(Dataset items)
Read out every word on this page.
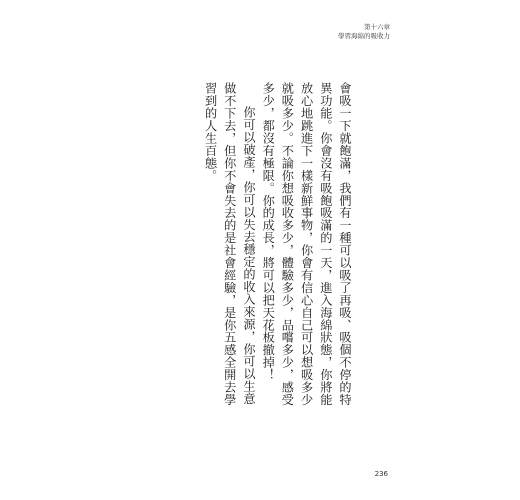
第十六章
學習海綿的吸收力

會吸一下就飽滿，我們有一種可以吸了再吸、吸個不停的特異功能。你會沒有吸飽吸滿的一天，進入海綿狀態，你將能放心地跳進下一樣新鮮事物，你會有信心自己可以想吸多少就吸多少。不論你想吸收多少，體驗多少，品嚐多少，感受多少，都沒有極限。你的成長，將可以把天花板撤掉！

你可以破產，你可以失去穩定的收入來源，你可以生意做不下去，但你不會失去的是社會經驗，是你五感全開去學習到的人生百態。

236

> _REQUIRED TASK_
Copy each line in full and exactly, omitting any picture.

> _RESULT OF THIS TASK_
Read out every word on this page.
第十六章
學習海綿的吸收力

會吸一下就飽滿，我們有一種可以吸了再吸、吸個不停的特異功能。你會沒有吸飽吸滿的一天，進入海綿狀態，你將能放心地跳進下一樣新鮮事物，你會有信心自己可以想吸多少就吸多少。不論你想吸收多少，體驗多少，品嚐多少，感受多少，都沒有極限。你的成長，將可以把天花板撤掉！

你可以破產，你可以失去穩定的收入來源，你可以生意做不下去，但你不會失去的是社會經驗，是你五感全開去學習到的人生百態。

236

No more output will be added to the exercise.